Task objective
Set down the full listing exactly as given. Any pictures are to be left out.

Dataset

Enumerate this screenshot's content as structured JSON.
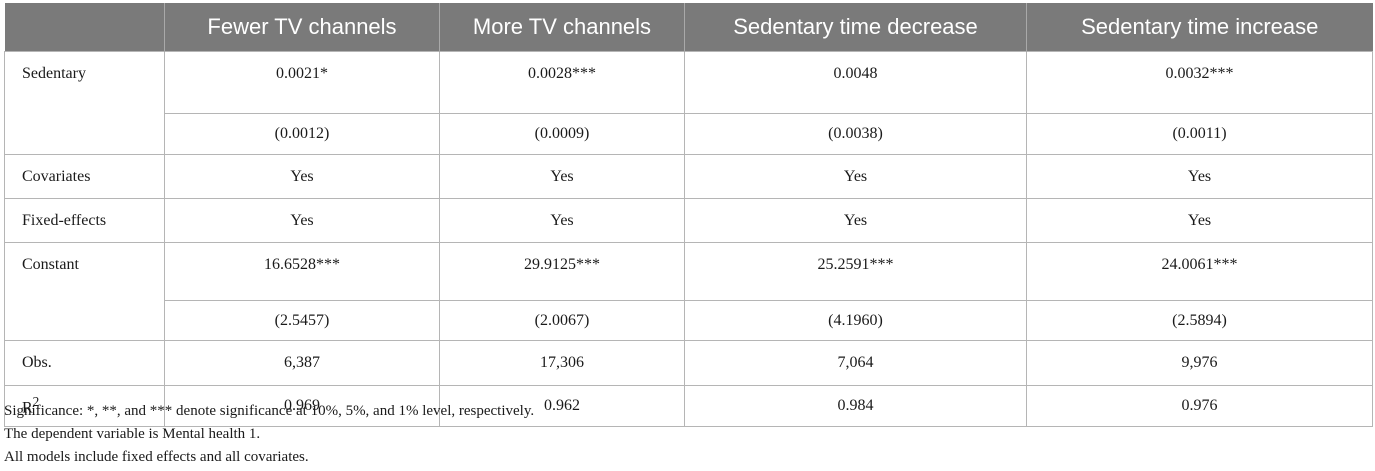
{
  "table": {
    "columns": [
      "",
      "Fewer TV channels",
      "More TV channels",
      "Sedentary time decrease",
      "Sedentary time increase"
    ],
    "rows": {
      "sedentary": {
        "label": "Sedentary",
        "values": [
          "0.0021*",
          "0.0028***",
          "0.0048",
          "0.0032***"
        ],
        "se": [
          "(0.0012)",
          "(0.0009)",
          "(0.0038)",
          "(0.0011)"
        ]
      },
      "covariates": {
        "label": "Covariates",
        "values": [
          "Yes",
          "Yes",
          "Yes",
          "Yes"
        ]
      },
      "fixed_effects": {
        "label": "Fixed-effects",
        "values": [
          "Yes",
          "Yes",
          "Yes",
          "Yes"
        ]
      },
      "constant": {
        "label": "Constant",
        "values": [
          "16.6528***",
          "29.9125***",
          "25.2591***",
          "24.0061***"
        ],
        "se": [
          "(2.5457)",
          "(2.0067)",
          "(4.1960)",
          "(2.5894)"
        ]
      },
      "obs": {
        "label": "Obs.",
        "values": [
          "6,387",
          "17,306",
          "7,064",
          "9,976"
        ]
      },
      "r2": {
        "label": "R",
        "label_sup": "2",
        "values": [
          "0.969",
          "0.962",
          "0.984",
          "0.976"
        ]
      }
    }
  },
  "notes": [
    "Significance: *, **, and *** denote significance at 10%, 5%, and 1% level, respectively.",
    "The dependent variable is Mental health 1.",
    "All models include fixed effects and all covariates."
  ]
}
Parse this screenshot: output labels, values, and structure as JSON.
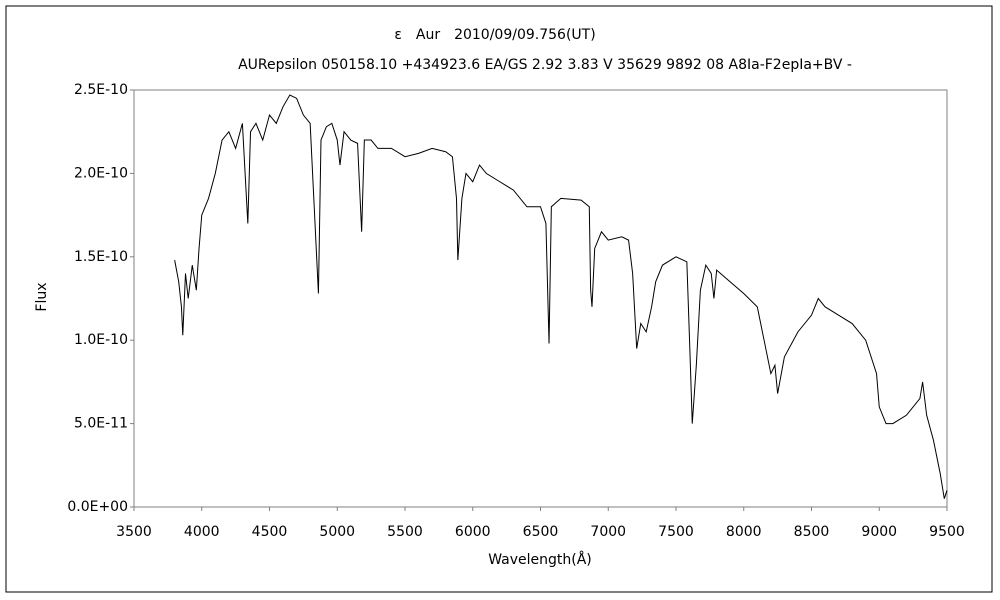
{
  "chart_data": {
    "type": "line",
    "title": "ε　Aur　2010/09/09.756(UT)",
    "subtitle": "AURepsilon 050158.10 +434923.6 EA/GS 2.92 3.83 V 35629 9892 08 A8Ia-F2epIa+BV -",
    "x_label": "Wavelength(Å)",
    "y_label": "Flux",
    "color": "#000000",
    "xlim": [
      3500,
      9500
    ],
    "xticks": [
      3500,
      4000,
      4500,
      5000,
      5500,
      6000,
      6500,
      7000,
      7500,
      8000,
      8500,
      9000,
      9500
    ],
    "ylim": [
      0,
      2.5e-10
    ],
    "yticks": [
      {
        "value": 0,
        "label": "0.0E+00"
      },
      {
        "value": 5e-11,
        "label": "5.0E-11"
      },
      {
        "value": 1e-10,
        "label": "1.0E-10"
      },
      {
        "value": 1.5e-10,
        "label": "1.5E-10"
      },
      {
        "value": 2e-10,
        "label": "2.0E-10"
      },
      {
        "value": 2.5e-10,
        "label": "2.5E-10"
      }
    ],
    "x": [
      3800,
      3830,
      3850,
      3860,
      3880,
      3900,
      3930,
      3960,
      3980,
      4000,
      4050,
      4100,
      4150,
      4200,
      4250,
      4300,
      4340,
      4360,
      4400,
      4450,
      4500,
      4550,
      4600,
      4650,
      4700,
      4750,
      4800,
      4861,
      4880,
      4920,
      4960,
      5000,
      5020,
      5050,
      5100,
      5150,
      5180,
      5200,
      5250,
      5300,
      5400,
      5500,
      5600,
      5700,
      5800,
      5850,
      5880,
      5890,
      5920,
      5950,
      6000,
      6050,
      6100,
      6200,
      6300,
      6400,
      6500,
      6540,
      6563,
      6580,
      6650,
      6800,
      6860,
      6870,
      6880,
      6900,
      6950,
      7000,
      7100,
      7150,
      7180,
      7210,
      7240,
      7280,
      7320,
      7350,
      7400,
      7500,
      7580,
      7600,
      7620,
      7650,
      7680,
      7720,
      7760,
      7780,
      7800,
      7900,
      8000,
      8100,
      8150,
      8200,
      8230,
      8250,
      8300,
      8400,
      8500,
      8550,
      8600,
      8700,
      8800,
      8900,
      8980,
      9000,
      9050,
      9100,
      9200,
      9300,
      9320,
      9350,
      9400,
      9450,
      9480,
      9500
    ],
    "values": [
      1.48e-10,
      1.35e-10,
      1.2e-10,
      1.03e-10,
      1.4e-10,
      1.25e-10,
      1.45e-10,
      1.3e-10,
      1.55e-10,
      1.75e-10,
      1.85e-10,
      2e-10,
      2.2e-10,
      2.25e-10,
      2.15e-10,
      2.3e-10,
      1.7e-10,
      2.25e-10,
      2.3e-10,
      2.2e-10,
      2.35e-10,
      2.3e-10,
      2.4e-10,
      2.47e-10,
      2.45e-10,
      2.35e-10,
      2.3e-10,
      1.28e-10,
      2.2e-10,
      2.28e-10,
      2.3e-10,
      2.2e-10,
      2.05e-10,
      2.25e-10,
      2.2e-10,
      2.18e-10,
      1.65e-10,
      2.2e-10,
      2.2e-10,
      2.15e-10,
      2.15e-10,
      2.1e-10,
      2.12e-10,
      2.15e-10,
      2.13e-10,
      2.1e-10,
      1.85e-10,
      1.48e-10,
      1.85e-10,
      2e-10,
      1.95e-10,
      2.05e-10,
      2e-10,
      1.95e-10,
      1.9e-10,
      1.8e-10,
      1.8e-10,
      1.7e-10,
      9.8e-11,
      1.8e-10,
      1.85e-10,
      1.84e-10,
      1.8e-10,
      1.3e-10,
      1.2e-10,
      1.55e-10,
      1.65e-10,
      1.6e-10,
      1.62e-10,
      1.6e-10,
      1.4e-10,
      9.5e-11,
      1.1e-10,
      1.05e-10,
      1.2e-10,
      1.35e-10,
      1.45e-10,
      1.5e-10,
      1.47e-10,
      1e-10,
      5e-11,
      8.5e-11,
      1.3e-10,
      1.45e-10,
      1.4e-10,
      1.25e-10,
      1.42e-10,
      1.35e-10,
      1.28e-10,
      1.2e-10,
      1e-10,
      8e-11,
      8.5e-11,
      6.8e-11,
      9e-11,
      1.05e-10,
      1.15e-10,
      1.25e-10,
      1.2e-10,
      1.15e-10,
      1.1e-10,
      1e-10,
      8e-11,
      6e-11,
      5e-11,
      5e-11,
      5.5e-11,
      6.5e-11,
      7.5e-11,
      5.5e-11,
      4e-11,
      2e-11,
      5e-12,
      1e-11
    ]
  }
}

Written response
Enumerate this screenshot's content as structured JSON.
{
  "table": {
    "columns": [
      "",
      "Fewer TV channels",
      "More TV channels",
      "Sedentary time decrease",
      "Sedentary time increase"
    ],
    "rows": {
      "sedentary": {
        "label": "Sedentary",
        "values": [
          "0.0021*",
          "0.0028***",
          "0.0048",
          "0.0032***"
        ],
        "se": [
          "(0.0012)",
          "(0.0009)",
          "(0.0038)",
          "(0.0011)"
        ]
      },
      "covariates": {
        "label": "Covariates",
        "values": [
          "Yes",
          "Yes",
          "Yes",
          "Yes"
        ]
      },
      "fixed_effects": {
        "label": "Fixed-effects",
        "values": [
          "Yes",
          "Yes",
          "Yes",
          "Yes"
        ]
      },
      "constant": {
        "label": "Constant",
        "values": [
          "16.6528***",
          "29.9125***",
          "25.2591***",
          "24.0061***"
        ],
        "se": [
          "(2.5457)",
          "(2.0067)",
          "(4.1960)",
          "(2.5894)"
        ]
      },
      "obs": {
        "label": "Obs.",
        "values": [
          "6,387",
          "17,306",
          "7,064",
          "9,976"
        ]
      },
      "r2": {
        "label": "R",
        "label_sup": "2",
        "values": [
          "0.969",
          "0.962",
          "0.984",
          "0.976"
        ]
      }
    }
  },
  "notes": [
    "Significance: *, **, and *** denote significance at 10%, 5%, and 1% level, respectively.",
    "The dependent variable is Mental health 1.",
    "All models include fixed effects and all covariates."
  ]
}
Parse this screenshot: output labels, values, and structure as JSON.
{
  "chart_data": {
    "type": "line",
    "title": "ε　Aur　2010/09/09.756(UT)",
    "subtitle": "AURepsilon 050158.10 +434923.6 EA/GS 2.92 3.83 V 35629 9892 08 A8Ia-F2epIa+BV -",
    "x_label": "Wavelength(Å)",
    "y_label": "Flux",
    "color": "#000000",
    "xlim": [
      3500,
      9500
    ],
    "xticks": [
      3500,
      4000,
      4500,
      5000,
      5500,
      6000,
      6500,
      7000,
      7500,
      8000,
      8500,
      9000,
      9500
    ],
    "ylim": [
      0,
      2.5e-10
    ],
    "yticks": [
      {
        "value": 0,
        "label": "0.0E+00"
      },
      {
        "value": 5e-11,
        "label": "5.0E-11"
      },
      {
        "value": 1e-10,
        "label": "1.0E-10"
      },
      {
        "value": 1.5e-10,
        "label": "1.5E-10"
      },
      {
        "value": 2e-10,
        "label": "2.0E-10"
      },
      {
        "value": 2.5e-10,
        "label": "2.5E-10"
      }
    ],
    "x": [
      3800,
      3830,
      3850,
      3860,
      3880,
      3900,
      3930,
      3960,
      3980,
      4000,
      4050,
      4100,
      4150,
      4200,
      4250,
      4300,
      4340,
      4360,
      4400,
      4450,
      4500,
      4550,
      4600,
      4650,
      4700,
      4750,
      4800,
      4861,
      4880,
      4920,
      4960,
      5000,
      5020,
      5050,
      5100,
      5150,
      5180,
      5200,
      5250,
      5300,
      5400,
      5500,
      5600,
      5700,
      5800,
      5850,
      5880,
      5890,
      5920,
      5950,
      6000,
      6050,
      6100,
      6200,
      6300,
      6400,
      6500,
      6540,
      6563,
      6580,
      6650,
      6800,
      6860,
      6870,
      6880,
      6900,
      6950,
      7000,
      7100,
      7150,
      7180,
      7210,
      7240,
      7280,
      7320,
      7350,
      7400,
      7500,
      7580,
      7600,
      7620,
      7650,
      7680,
      7720,
      7760,
      7780,
      7800,
      7900,
      8000,
      8100,
      8150,
      8200,
      8230,
      8250,
      8300,
      8400,
      8500,
      8550,
      8600,
      8700,
      8800,
      8900,
      8980,
      9000,
      9050,
      9100,
      9200,
      9300,
      9320,
      9350,
      9400,
      9450,
      9480,
      9500
    ],
    "values": [
      1.48e-10,
      1.35e-10,
      1.2e-10,
      1.03e-10,
      1.4e-10,
      1.25e-10,
      1.45e-10,
      1.3e-10,
      1.55e-10,
      1.75e-10,
      1.85e-10,
      2e-10,
      2.2e-10,
      2.25e-10,
      2.15e-10,
      2.3e-10,
      1.7e-10,
      2.25e-10,
      2.3e-10,
      2.2e-10,
      2.35e-10,
      2.3e-10,
      2.4e-10,
      2.47e-10,
      2.45e-10,
      2.35e-10,
      2.3e-10,
      1.28e-10,
      2.2e-10,
      2.28e-10,
      2.3e-10,
      2.2e-10,
      2.05e-10,
      2.25e-10,
      2.2e-10,
      2.18e-10,
      1.65e-10,
      2.2e-10,
      2.2e-10,
      2.15e-10,
      2.15e-10,
      2.1e-10,
      2.12e-10,
      2.15e-10,
      2.13e-10,
      2.1e-10,
      1.85e-10,
      1.48e-10,
      1.85e-10,
      2e-10,
      1.95e-10,
      2.05e-10,
      2e-10,
      1.95e-10,
      1.9e-10,
      1.8e-10,
      1.8e-10,
      1.7e-10,
      9.8e-11,
      1.8e-10,
      1.85e-10,
      1.84e-10,
      1.8e-10,
      1.3e-10,
      1.2e-10,
      1.55e-10,
      1.65e-10,
      1.6e-10,
      1.62e-10,
      1.6e-10,
      1.4e-10,
      9.5e-11,
      1.1e-10,
      1.05e-10,
      1.2e-10,
      1.35e-10,
      1.45e-10,
      1.5e-10,
      1.47e-10,
      1e-10,
      5e-11,
      8.5e-11,
      1.3e-10,
      1.45e-10,
      1.4e-10,
      1.25e-10,
      1.42e-10,
      1.35e-10,
      1.28e-10,
      1.2e-10,
      1e-10,
      8e-11,
      8.5e-11,
      6.8e-11,
      9e-11,
      1.05e-10,
      1.15e-10,
      1.25e-10,
      1.2e-10,
      1.15e-10,
      1.1e-10,
      1e-10,
      8e-11,
      6e-11,
      5e-11,
      5e-11,
      5.5e-11,
      6.5e-11,
      7.5e-11,
      5.5e-11,
      4e-11,
      2e-11,
      5e-12,
      1e-11
    ]
  }
}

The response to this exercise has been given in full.